**Given request**
Copy every entry word for word, but skip the pictures.

**Records for processing**
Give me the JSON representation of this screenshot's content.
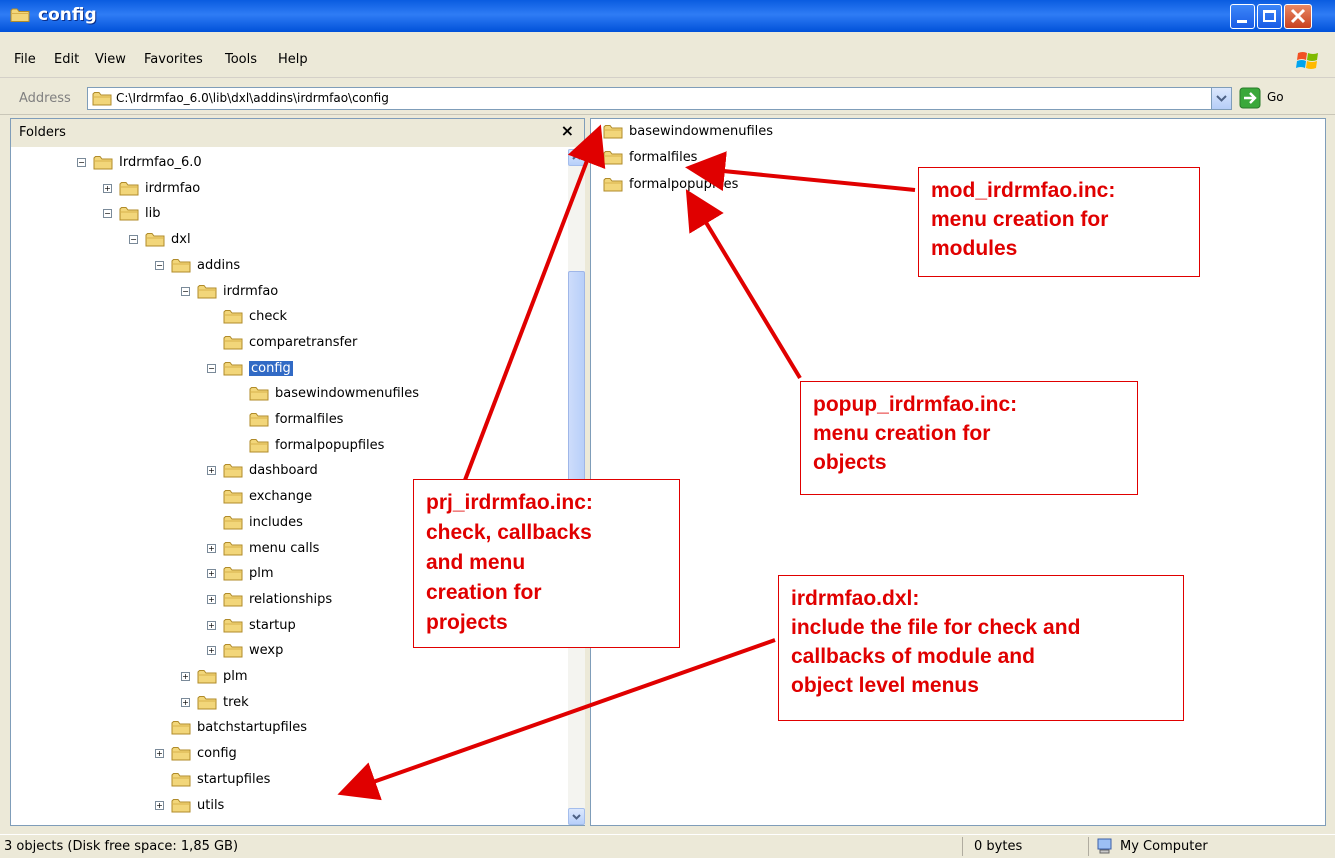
{
  "window": {
    "title": "config"
  },
  "menubar": {
    "items": [
      "File",
      "Edit",
      "View",
      "Favorites",
      "Tools",
      "Help"
    ]
  },
  "address": {
    "label": "Address",
    "path": "C:\\Irdrmfao_6.0\\lib\\dxl\\addins\\irdrmfao\\config",
    "go_label": "Go"
  },
  "folders_pane": {
    "title": "Folders",
    "close_glyph": "×",
    "tree": [
      {
        "label": "Irdrmfao_6.0",
        "expander": "⊟"
      },
      {
        "label": "irdrmfao",
        "expander": "⊞"
      },
      {
        "label": "lib",
        "expander": "⊟"
      },
      {
        "label": "dxl",
        "expander": "⊟"
      },
      {
        "label": "addins",
        "expander": "⊟"
      },
      {
        "label": "irdrmfao",
        "expander": "⊟"
      },
      {
        "label": "check",
        "expander": ""
      },
      {
        "label": "comparetransfer",
        "expander": ""
      },
      {
        "label": "config",
        "expander": "⊟",
        "selected": true
      },
      {
        "label": "basewindowmenufiles",
        "expander": ""
      },
      {
        "label": "formalfiles",
        "expander": ""
      },
      {
        "label": "formalpopupfiles",
        "expander": ""
      },
      {
        "label": "dashboard",
        "expander": "⊞"
      },
      {
        "label": "exchange",
        "expander": ""
      },
      {
        "label": "includes",
        "expander": ""
      },
      {
        "label": "menu calls",
        "expander": "⊞"
      },
      {
        "label": "plm",
        "expander": "⊞"
      },
      {
        "label": "relationships",
        "expander": "⊞"
      },
      {
        "label": "startup",
        "expander": "⊞"
      },
      {
        "label": "wexp",
        "expander": "⊞"
      },
      {
        "label": "plm",
        "expander": "⊞"
      },
      {
        "label": "trek",
        "expander": "⊞"
      },
      {
        "label": "batchstartupfiles",
        "expander": ""
      },
      {
        "label": "config",
        "expander": "⊞"
      },
      {
        "label": "startupfiles",
        "expander": ""
      },
      {
        "label": "utils",
        "expander": "⊞"
      }
    ]
  },
  "content_pane": {
    "items": [
      "basewindowmenufiles",
      "formalfiles",
      "formalpopupfiles"
    ]
  },
  "statusbar": {
    "objects": "3 objects (Disk free space: 1,85 GB)",
    "size": "0 bytes",
    "location": "My Computer"
  },
  "annotations": [
    {
      "lines": [
        "mod_irdrmfao.inc:",
        "menu creation for",
        "modules"
      ]
    },
    {
      "lines": [
        "popup_irdrmfao.inc:",
        "menu creation for",
        "objects"
      ]
    },
    {
      "lines": [
        "prj_irdrmfao.inc:",
        "check, callbacks",
        "and menu",
        "creation for",
        "projects"
      ]
    },
    {
      "lines": [
        "irdrmfao.dxl:",
        "include the file for check and",
        "callbacks of module and",
        "object level menus"
      ]
    }
  ],
  "colors": {
    "annotation": "#e00000",
    "titlebar": "#0a5ce0",
    "selection": "#316ac5",
    "folder": "#f2d67a"
  }
}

**Task result**
Give me the JSON representation of this screenshot's content.
{
  "window": {
    "title": "config"
  },
  "menubar": {
    "items": [
      "File",
      "Edit",
      "View",
      "Favorites",
      "Tools",
      "Help"
    ]
  },
  "address": {
    "label": "Address",
    "path": "C:\\Irdrmfao_6.0\\lib\\dxl\\addins\\irdrmfao\\config",
    "go_label": "Go"
  },
  "folders_pane": {
    "title": "Folders",
    "close_glyph": "×",
    "tree": [
      {
        "label": "Irdrmfao_6.0",
        "expander": "⊟"
      },
      {
        "label": "irdrmfao",
        "expander": "⊞"
      },
      {
        "label": "lib",
        "expander": "⊟"
      },
      {
        "label": "dxl",
        "expander": "⊟"
      },
      {
        "label": "addins",
        "expander": "⊟"
      },
      {
        "label": "irdrmfao",
        "expander": "⊟"
      },
      {
        "label": "check",
        "expander": ""
      },
      {
        "label": "comparetransfer",
        "expander": ""
      },
      {
        "label": "config",
        "expander": "⊟",
        "selected": true
      },
      {
        "label": "basewindowmenufiles",
        "expander": ""
      },
      {
        "label": "formalfiles",
        "expander": ""
      },
      {
        "label": "formalpopupfiles",
        "expander": ""
      },
      {
        "label": "dashboard",
        "expander": "⊞"
      },
      {
        "label": "exchange",
        "expander": ""
      },
      {
        "label": "includes",
        "expander": ""
      },
      {
        "label": "menu calls",
        "expander": "⊞"
      },
      {
        "label": "plm",
        "expander": "⊞"
      },
      {
        "label": "relationships",
        "expander": "⊞"
      },
      {
        "label": "startup",
        "expander": "⊞"
      },
      {
        "label": "wexp",
        "expander": "⊞"
      },
      {
        "label": "plm",
        "expander": "⊞"
      },
      {
        "label": "trek",
        "expander": "⊞"
      },
      {
        "label": "batchstartupfiles",
        "expander": ""
      },
      {
        "label": "config",
        "expander": "⊞"
      },
      {
        "label": "startupfiles",
        "expander": ""
      },
      {
        "label": "utils",
        "expander": "⊞"
      }
    ]
  },
  "content_pane": {
    "items": [
      "basewindowmenufiles",
      "formalfiles",
      "formalpopupfiles"
    ]
  },
  "statusbar": {
    "objects": "3 objects (Disk free space: 1,85 GB)",
    "size": "0 bytes",
    "location": "My Computer"
  },
  "annotations": [
    {
      "lines": [
        "mod_irdrmfao.inc:",
        "menu creation for",
        "modules"
      ]
    },
    {
      "lines": [
        "popup_irdrmfao.inc:",
        "menu creation for",
        "objects"
      ]
    },
    {
      "lines": [
        "prj_irdrmfao.inc:",
        "check, callbacks",
        "and menu",
        "creation for",
        "projects"
      ]
    },
    {
      "lines": [
        "irdrmfao.dxl:",
        "include the file for check and",
        "callbacks of module and",
        "object level menus"
      ]
    }
  ],
  "colors": {
    "annotation": "#e00000",
    "titlebar": "#0a5ce0",
    "selection": "#316ac5",
    "folder": "#f2d67a"
  }
}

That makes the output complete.